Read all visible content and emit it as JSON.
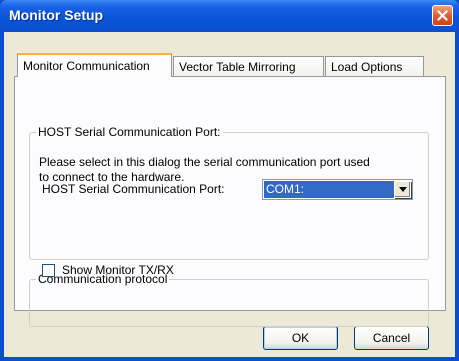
{
  "window": {
    "title": "Monitor Setup"
  },
  "tabs": [
    {
      "label": "Monitor Communication",
      "active": true
    },
    {
      "label": "Vector Table Mirroring",
      "active": false
    },
    {
      "label": "Load Options",
      "active": false
    }
  ],
  "host_group": {
    "legend": "HOST Serial Communication Port:",
    "description_line1": "Please select in this dialog the serial communication port used",
    "description_line2": "to connect to the hardware.",
    "port_label": "HOST Serial Communication Port:",
    "port_value": "COM1:"
  },
  "protocol_group": {
    "legend": "Communication protocol",
    "checkbox_label": "Show Monitor TX/RX",
    "checked": false
  },
  "buttons": {
    "ok": "OK",
    "cancel": "Cancel"
  },
  "icons": {
    "close": "close-icon",
    "dropdown": "chevron-down-icon"
  }
}
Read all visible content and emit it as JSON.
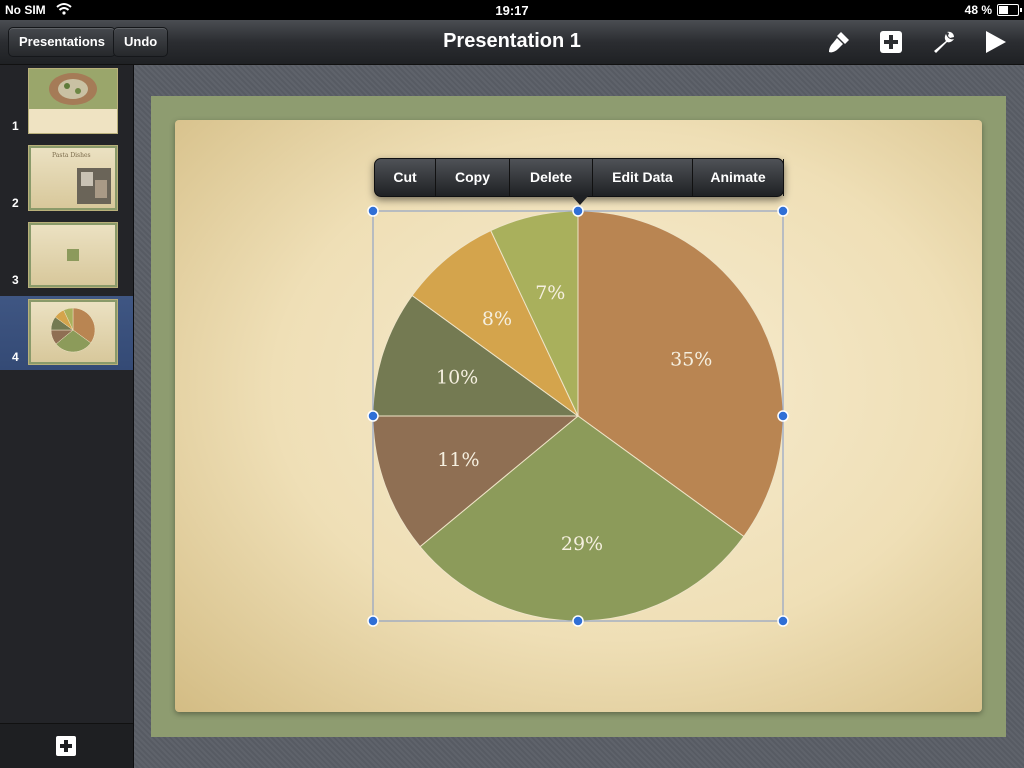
{
  "status": {
    "carrier": "No SIM",
    "time": "19:17",
    "battery": "48 %",
    "battery_level": 0.48
  },
  "toolbar": {
    "presentations_label": "Presentations",
    "undo_label": "Undo",
    "title": "Presentation 1",
    "icons": [
      "paintbrush-icon",
      "add-icon",
      "wrench-icon",
      "play-icon"
    ]
  },
  "sidebar": {
    "slides": [
      {
        "number": "1"
      },
      {
        "number": "2",
        "caption": "Pasta Dishes"
      },
      {
        "number": "3"
      },
      {
        "number": "4"
      }
    ],
    "selected": 4
  },
  "context_menu": {
    "items": [
      "Cut",
      "Copy",
      "Delete",
      "Edit Data",
      "Animate"
    ]
  },
  "chart_data": {
    "type": "pie",
    "slices": [
      {
        "label": "35%",
        "value": 35,
        "color": "#b98552"
      },
      {
        "label": "29%",
        "value": 29,
        "color": "#8c9b5a"
      },
      {
        "label": "11%",
        "value": 11,
        "color": "#8f6f53"
      },
      {
        "label": "10%",
        "value": 10,
        "color": "#747a52"
      },
      {
        "label": "8%",
        "value": 8,
        "color": "#d4a44c"
      },
      {
        "label": "7%",
        "value": 7,
        "color": "#a9b05c"
      }
    ]
  }
}
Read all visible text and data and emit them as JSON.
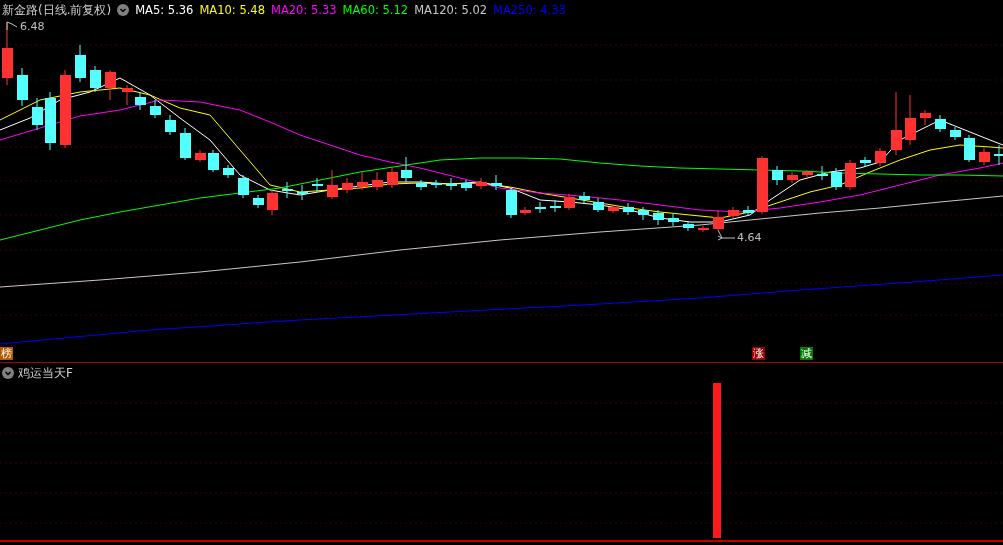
{
  "header": {
    "title": "新金路(日线.前复权)",
    "indicators": [
      {
        "label": "MA5:",
        "value": "5.36",
        "color": "#ffffff"
      },
      {
        "label": "MA10:",
        "value": "5.48",
        "color": "#ffff00"
      },
      {
        "label": "MA20:",
        "value": "5.33",
        "color": "#ff00ff"
      },
      {
        "label": "MA60:",
        "value": "5.12",
        "color": "#00ff00"
      },
      {
        "label": "MA120:",
        "value": "5.02",
        "color": "#c8c8c8"
      },
      {
        "label": "MA250:",
        "value": "4.33",
        "color": "#0000ff"
      }
    ]
  },
  "price_labels": [
    {
      "text": "6.48"
    },
    {
      "text": "4.64"
    }
  ],
  "signals": [
    {
      "text": "榜",
      "color": "#b35a00"
    },
    {
      "text": "涨",
      "color": "#9c0000"
    },
    {
      "text": "减",
      "color": "#007a00"
    }
  ],
  "sub_panel": {
    "title": "鸡运当天F"
  }
}
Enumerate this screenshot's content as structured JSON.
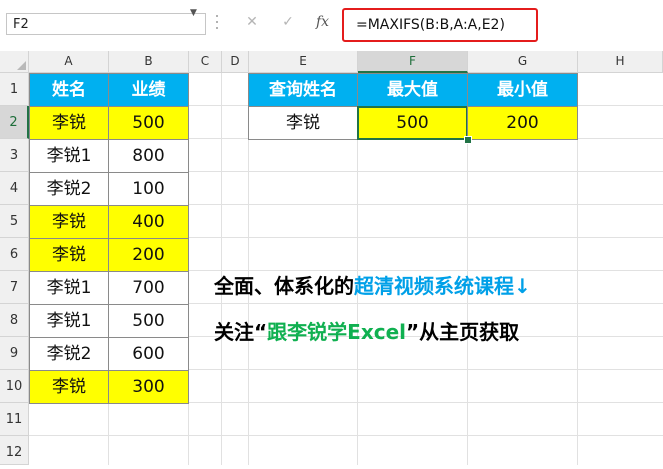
{
  "formula_bar": {
    "name_box": "F2",
    "cancel_symbol": "✕",
    "enter_symbol": "✓",
    "fx_label": "fx",
    "formula": "=MAXIFS(B:B,A:A,E2)"
  },
  "columns": [
    "A",
    "B",
    "C",
    "D",
    "E",
    "F",
    "G",
    "H"
  ],
  "rows": [
    "1",
    "2",
    "3",
    "4",
    "5",
    "6",
    "7",
    "8",
    "9",
    "10",
    "11",
    "12"
  ],
  "source_table": {
    "headers": [
      "姓名",
      "业绩"
    ],
    "rows": [
      {
        "name": "李锐",
        "value": "500"
      },
      {
        "name": "李锐1",
        "value": "800"
      },
      {
        "name": "李锐2",
        "value": "100"
      },
      {
        "name": "李锐",
        "value": "400"
      },
      {
        "name": "李锐",
        "value": "200"
      },
      {
        "name": "李锐1",
        "value": "700"
      },
      {
        "name": "李锐1",
        "value": "500"
      },
      {
        "name": "李锐2",
        "value": "600"
      },
      {
        "name": "李锐",
        "value": "300"
      }
    ]
  },
  "query_table": {
    "headers": [
      "查询姓名",
      "最大值",
      "最小值"
    ],
    "name": "李锐",
    "max": "500",
    "min": "200"
  },
  "promo": {
    "line1_black": "全面、体系化的",
    "line1_blue": "超清视频系统课程↓",
    "line2_black_a": "关注“",
    "line2_green": "跟李锐学Excel",
    "line2_black_b": "”从主页获取"
  },
  "colors": {
    "header_fill": "#00b0f0",
    "highlight_fill": "#ffff00",
    "formula_highlight": "#e41c1c",
    "promo_blue": "#00a0e8",
    "promo_green": "#10b050"
  }
}
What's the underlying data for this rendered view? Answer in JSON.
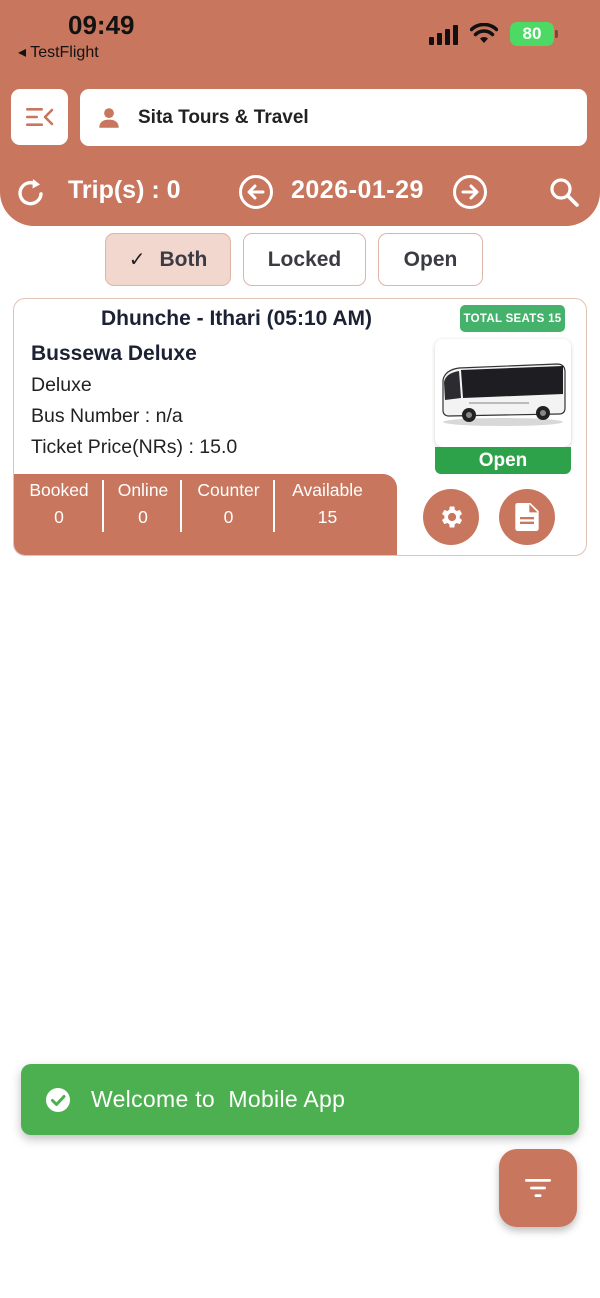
#####
▶ [Description of the task]:
Return the material exactly as given, apart from the pictures.

▶ [Output of the task]:
Read all visible content and emit it as JSON.
{
  "window": {
    "title": "Monitor Setup"
  },
  "tabs": [
    {
      "label": "Monitor Communication",
      "active": true
    },
    {
      "label": "Vector Table Mirroring",
      "active": false
    },
    {
      "label": "Load Options",
      "active": false
    }
  ],
  "host_group": {
    "legend": "HOST Serial Communication Port:",
    "description_line1": "Please select in this dialog the serial communication port used",
    "description_line2": "to connect to the hardware.",
    "port_label": "HOST Serial Communication Port:",
    "port_value": "COM1:"
  },
  "protocol_group": {
    "legend": "Communication protocol",
    "checkbox_label": "Show Monitor TX/RX",
    "checked": false
  },
  "buttons": {
    "ok": "OK",
    "cancel": "Cancel"
  },
  "icons": {
    "close": "close-icon",
    "dropdown": "chevron-down-icon"
  }
}
Read all visible content and emit it as JSON.
{
  "status": {
    "carrier": "No SIM",
    "time": "19:17",
    "battery": "48 %",
    "battery_level": 0.48
  },
  "toolbar": {
    "presentations_label": "Presentations",
    "undo_label": "Undo",
    "title": "Presentation 1",
    "icons": [
      "paintbrush-icon",
      "add-icon",
      "wrench-icon",
      "play-icon"
    ]
  },
  "sidebar": {
    "slides": [
      {
        "number": "1"
      },
      {
        "number": "2",
        "caption": "Pasta Dishes"
      },
      {
        "number": "3"
      },
      {
        "number": "4"
      }
    ],
    "selected": 4
  },
  "context_menu": {
    "items": [
      "Cut",
      "Copy",
      "Delete",
      "Edit Data",
      "Animate"
    ]
  },
  "chart_data": {
    "type": "pie",
    "slices": [
      {
        "label": "35%",
        "value": 35,
        "color": "#b98552"
      },
      {
        "label": "29%",
        "value": 29,
        "color": "#8c9b5a"
      },
      {
        "label": "11%",
        "value": 11,
        "color": "#8f6f53"
      },
      {
        "label": "10%",
        "value": 10,
        "color": "#747a52"
      },
      {
        "label": "8%",
        "value": 8,
        "color": "#d4a44c"
      },
      {
        "label": "7%",
        "value": 7,
        "color": "#a9b05c"
      }
    ]
  }
}
Read all visible text and data and emit them as JSON.
{
  "header": {
    "title": "新金路(日线.前复权)",
    "indicators": [
      {
        "label": "MA5:",
        "value": "5.36",
        "color": "#ffffff"
      },
      {
        "label": "MA10:",
        "value": "5.48",
        "color": "#ffff00"
      },
      {
        "label": "MA20:",
        "value": "5.33",
        "color": "#ff00ff"
      },
      {
        "label": "MA60:",
        "value": "5.12",
        "color": "#00ff00"
      },
      {
        "label": "MA120:",
        "value": "5.02",
        "color": "#c8c8c8"
      },
      {
        "label": "MA250:",
        "value": "4.33",
        "color": "#0000ff"
      }
    ]
  },
  "price_labels": [
    {
      "text": "6.48"
    },
    {
      "text": "4.64"
    }
  ],
  "signals": [
    {
      "text": "榜",
      "color": "#b35a00"
    },
    {
      "text": "涨",
      "color": "#9c0000"
    },
    {
      "text": "减",
      "color": "#007a00"
    }
  ],
  "sub_panel": {
    "title": "鸡运当天F"
  }
}
Enumerate this screenshot's content as structured JSON.
{
  "formula_bar": {
    "name_box": "F2",
    "cancel_symbol": "✕",
    "enter_symbol": "✓",
    "fx_label": "fx",
    "formula": "=MAXIFS(B:B,A:A,E2)"
  },
  "columns": [
    "A",
    "B",
    "C",
    "D",
    "E",
    "F",
    "G",
    "H"
  ],
  "rows": [
    "1",
    "2",
    "3",
    "4",
    "5",
    "6",
    "7",
    "8",
    "9",
    "10",
    "11",
    "12"
  ],
  "source_table": {
    "headers": [
      "姓名",
      "业绩"
    ],
    "rows": [
      {
        "name": "李锐",
        "value": "500"
      },
      {
        "name": "李锐1",
        "value": "800"
      },
      {
        "name": "李锐2",
        "value": "100"
      },
      {
        "name": "李锐",
        "value": "400"
      },
      {
        "name": "李锐",
        "value": "200"
      },
      {
        "name": "李锐1",
        "value": "700"
      },
      {
        "name": "李锐1",
        "value": "500"
      },
      {
        "name": "李锐2",
        "value": "600"
      },
      {
        "name": "李锐",
        "value": "300"
      }
    ]
  },
  "query_table": {
    "headers": [
      "查询姓名",
      "最大值",
      "最小值"
    ],
    "name": "李锐",
    "max": "500",
    "min": "200"
  },
  "promo": {
    "line1_black": "全面、体系化的",
    "line1_blue": "超清视频系统课程↓",
    "line2_black_a": "关注“",
    "line2_green": "跟李锐学Excel",
    "line2_black_b": "”从主页获取"
  },
  "colors": {
    "header_fill": "#00b0f0",
    "highlight_fill": "#ffff00",
    "formula_highlight": "#e41c1c",
    "promo_blue": "#00a0e8",
    "promo_green": "#10b050"
  }
}
What's the underlying data for this rendered view? Answer in JSON.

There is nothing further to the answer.